GIVEN TASK: Without including any images, repeat the data exactly.

—————

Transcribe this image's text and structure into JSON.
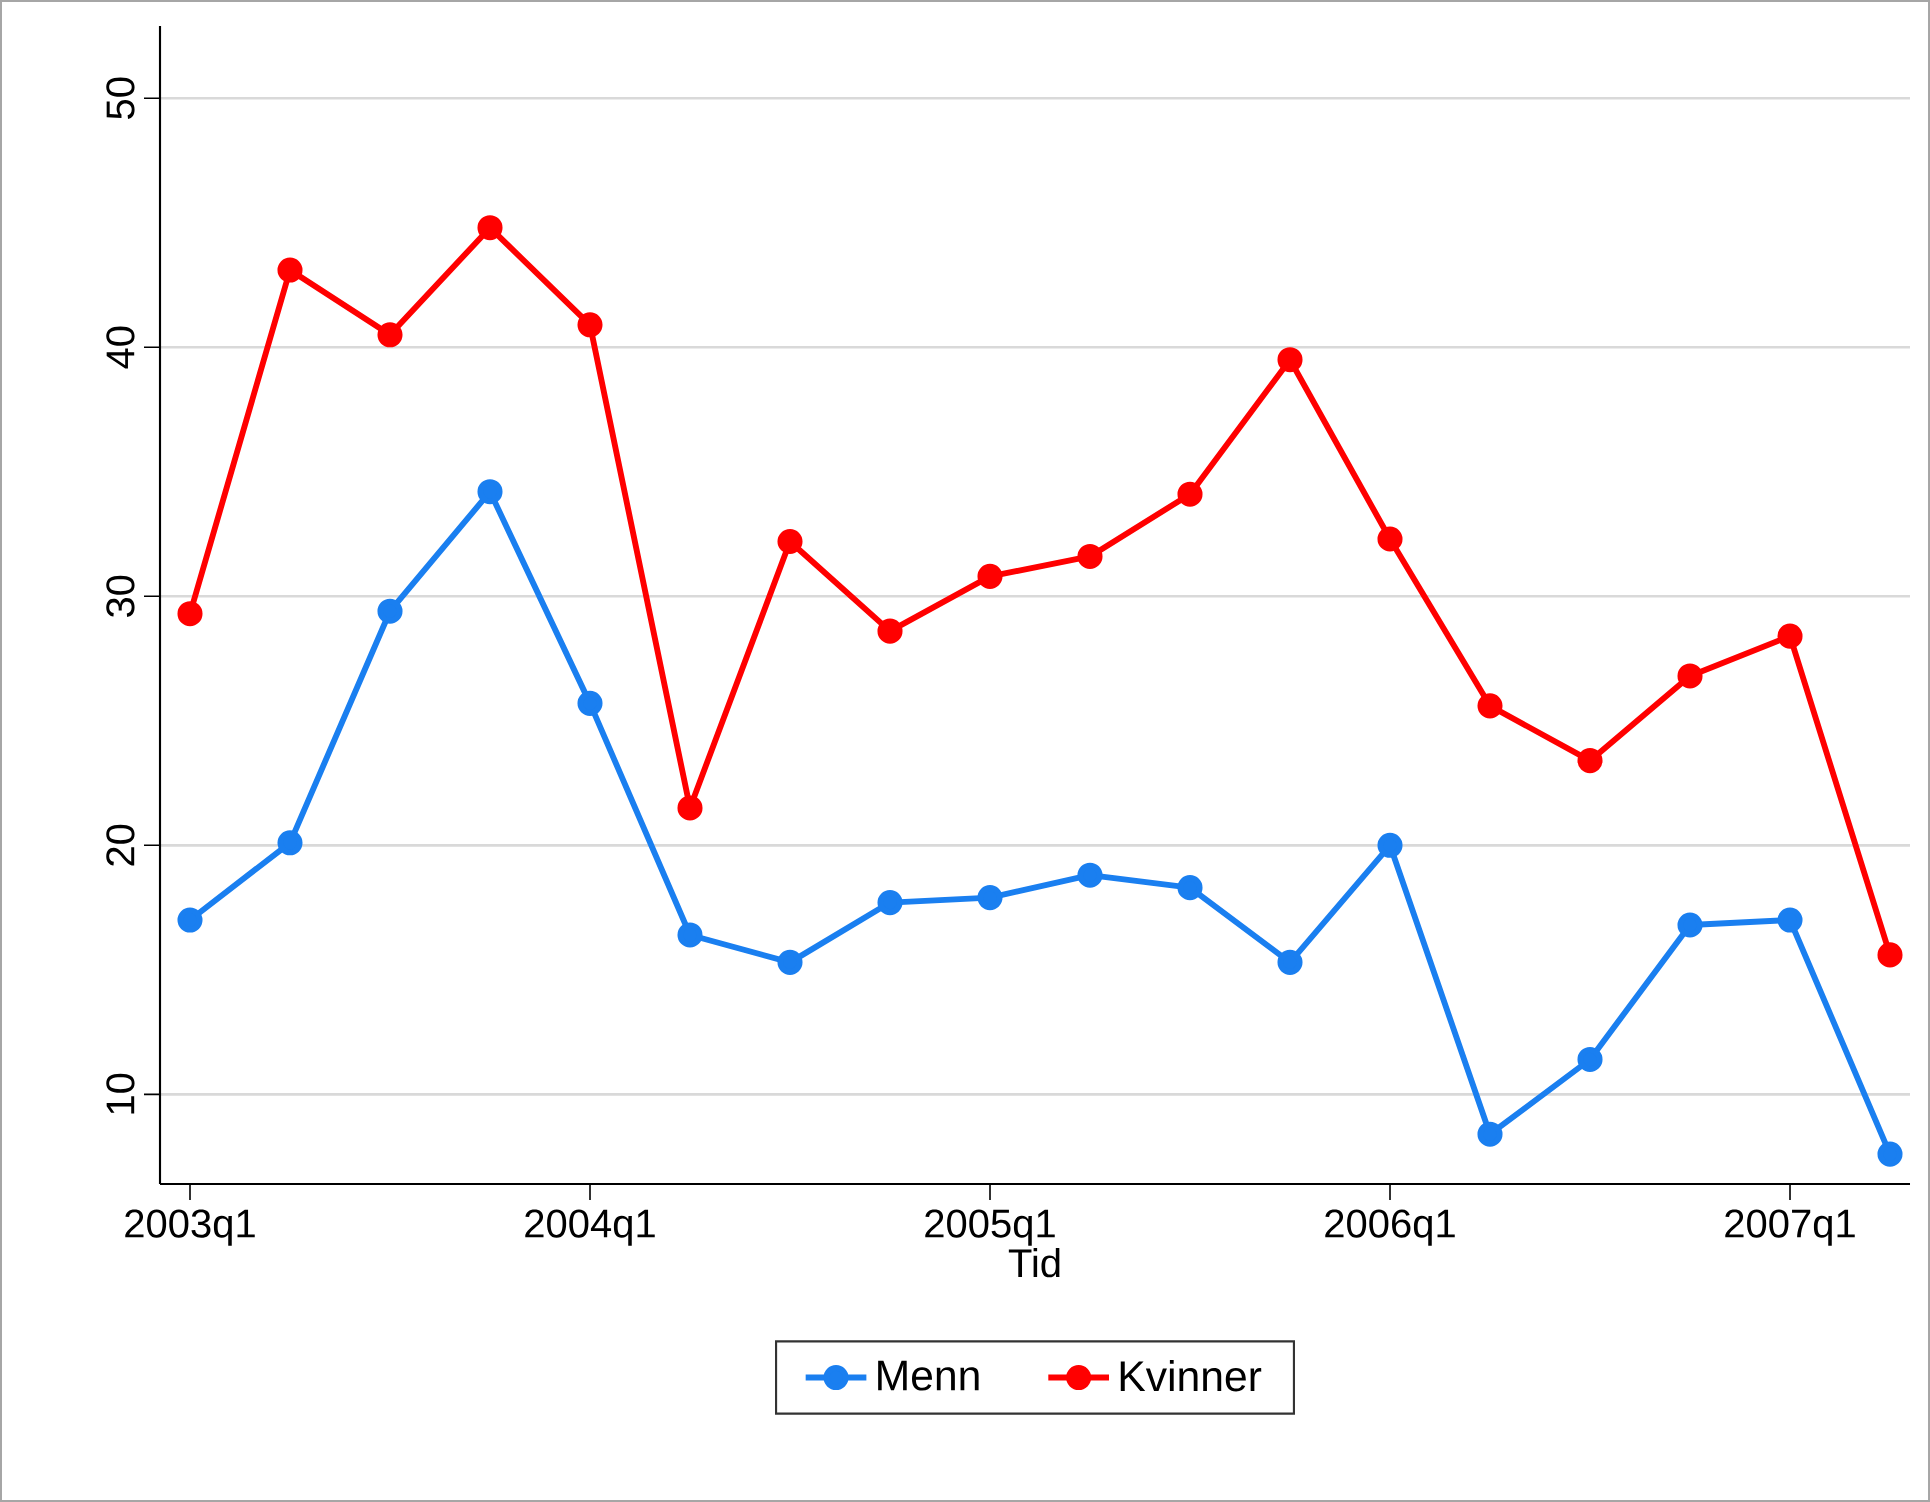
{
  "chart_data": {
    "type": "line",
    "xlabel": "Tid",
    "categories": [
      "2003q1",
      null,
      null,
      null,
      "2004q1",
      null,
      null,
      null,
      "2005q1",
      null,
      null,
      null,
      "2006q1",
      null,
      null,
      null,
      "2007q1",
      null
    ],
    "ylim": [
      6.4,
      52.9
    ],
    "yticks": [
      10,
      20,
      30,
      40,
      50
    ],
    "grid": "y",
    "legend": "bottom",
    "marker": "circle",
    "line_style": "solid",
    "series": [
      {
        "name": "Menn",
        "color": "#1a7ff0",
        "values": [
          17.0,
          20.1,
          29.4,
          34.2,
          25.7,
          16.4,
          15.3,
          17.7,
          17.9,
          18.8,
          18.3,
          15.3,
          20.0,
          8.4,
          11.4,
          16.8,
          17.0,
          7.6
        ]
      },
      {
        "name": "Kvinner",
        "color": "#ff0000",
        "values": [
          29.3,
          43.1,
          40.5,
          44.8,
          40.9,
          21.5,
          32.2,
          28.6,
          30.8,
          31.6,
          34.1,
          39.5,
          32.3,
          25.6,
          23.4,
          26.8,
          28.4,
          15.6
        ]
      }
    ]
  }
}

—————

SOLUTION TO THIS PROBLEM:
Transcribe this image's text and structure into JSON.
{
  "chart_data": {
    "type": "line",
    "xlabel": "Tid",
    "categories": [
      "2003q1",
      null,
      null,
      null,
      "2004q1",
      null,
      null,
      null,
      "2005q1",
      null,
      null,
      null,
      "2006q1",
      null,
      null,
      null,
      "2007q1",
      null
    ],
    "ylim": [
      6.4,
      52.9
    ],
    "yticks": [
      10,
      20,
      30,
      40,
      50
    ],
    "grid": "y",
    "legend": "bottom",
    "marker": "circle",
    "line_style": "solid",
    "series": [
      {
        "name": "Menn",
        "color": "#1a7ff0",
        "values": [
          17.0,
          20.1,
          29.4,
          34.2,
          25.7,
          16.4,
          15.3,
          17.7,
          17.9,
          18.8,
          18.3,
          15.3,
          20.0,
          8.4,
          11.4,
          16.8,
          17.0,
          7.6
        ]
      },
      {
        "name": "Kvinner",
        "color": "#ff0000",
        "values": [
          29.3,
          43.1,
          40.5,
          44.8,
          40.9,
          21.5,
          32.2,
          28.6,
          30.8,
          31.6,
          34.1,
          39.5,
          32.3,
          25.6,
          23.4,
          26.8,
          28.4,
          15.6
        ]
      }
    ]
  }
}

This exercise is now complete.